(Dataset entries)

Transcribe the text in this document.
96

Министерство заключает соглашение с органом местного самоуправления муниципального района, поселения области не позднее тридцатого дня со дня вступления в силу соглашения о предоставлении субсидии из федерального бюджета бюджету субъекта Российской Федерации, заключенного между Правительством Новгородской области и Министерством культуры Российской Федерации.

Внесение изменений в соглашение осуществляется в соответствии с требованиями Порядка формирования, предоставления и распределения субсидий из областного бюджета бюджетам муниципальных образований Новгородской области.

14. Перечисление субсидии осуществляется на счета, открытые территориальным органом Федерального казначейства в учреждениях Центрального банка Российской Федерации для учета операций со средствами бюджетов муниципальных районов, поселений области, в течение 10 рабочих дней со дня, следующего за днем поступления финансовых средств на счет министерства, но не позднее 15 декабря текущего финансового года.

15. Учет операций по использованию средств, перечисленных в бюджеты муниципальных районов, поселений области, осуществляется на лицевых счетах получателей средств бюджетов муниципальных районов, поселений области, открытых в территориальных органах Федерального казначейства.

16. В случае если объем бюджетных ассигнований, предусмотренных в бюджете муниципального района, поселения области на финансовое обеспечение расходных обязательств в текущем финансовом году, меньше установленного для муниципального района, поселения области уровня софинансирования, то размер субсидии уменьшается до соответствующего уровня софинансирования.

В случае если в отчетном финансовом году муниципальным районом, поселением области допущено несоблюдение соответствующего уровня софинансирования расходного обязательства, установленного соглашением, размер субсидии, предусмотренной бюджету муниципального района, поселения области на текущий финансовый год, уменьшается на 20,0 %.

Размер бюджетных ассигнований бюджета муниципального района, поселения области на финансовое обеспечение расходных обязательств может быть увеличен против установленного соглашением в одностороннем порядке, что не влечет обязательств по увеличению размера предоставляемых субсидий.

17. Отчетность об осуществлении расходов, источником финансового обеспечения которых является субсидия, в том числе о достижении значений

→ **PROBLEM TO WORK ON**
Make a verbatim copy of every entry shown above.

→ **SOLUTION TO THE PROBLEM**
Transcribe the text in this document.
96

Министерство заключает соглашение с органом местного самоуправления муниципального района, поселения области не позднее тридцатого дня со дня вступления в силу соглашения о предоставлении субсидии из федерального бюджета бюджету субъекта Российской Федерации, заключенного между Правительством Новгородской области и Министерством культуры Российской Федерации.

Внесение изменений в соглашение осуществляется в соответствии с требованиями Порядка формирования, предоставления и распределения субсидий из областного бюджета бюджетам муниципальных образований Новгородской области.

14. Перечисление субсидии осуществляется на счета, открытые территориальным органом Федерального казначейства в учреждениях Центрального банка Российской Федерации для учета операций со средствами бюджетов муниципальных районов, поселений области, в течение 10 рабочих дней со дня, следующего за днем поступления финансовых средств на счет министерства, но не позднее 15 декабря текущего финансового года.

15. Учет операций по использованию средств, перечисленных в бюджеты муниципальных районов, поселений области, осуществляется на лицевых счетах получателей средств бюджетов муниципальных районов, поселений области, открытых в территориальных органах Федерального казначейства.

16. В случае если объем бюджетных ассигнований, предусмотренных в бюджете муниципального района, поселения области на финансовое обеспечение расходных обязательств в текущем финансовом году, меньше установленного для муниципального района, поселения области уровня софинансирования, то размер субсидии уменьшается до соответствующего уровня софинансирования.

В случае если в отчетном финансовом году муниципальным районом, поселением области допущено несоблюдение соответствующего уровня софинансирования расходного обязательства, установленного соглашением, размер субсидии, предусмотренной бюджету муниципального района, поселения области на текущий финансовый год, уменьшается на 20,0 %.

Размер бюджетных ассигнований бюджета муниципального района, поселения области на финансовое обеспечение расходных обязательств может быть увеличен против установленного соглашением в одностороннем порядке, что не влечет обязательств по увеличению размера предоставляемых субсидий.

17. Отчетность об осуществлении расходов, источником финансового обеспечения которых является субсидия, в том числе о достижении значений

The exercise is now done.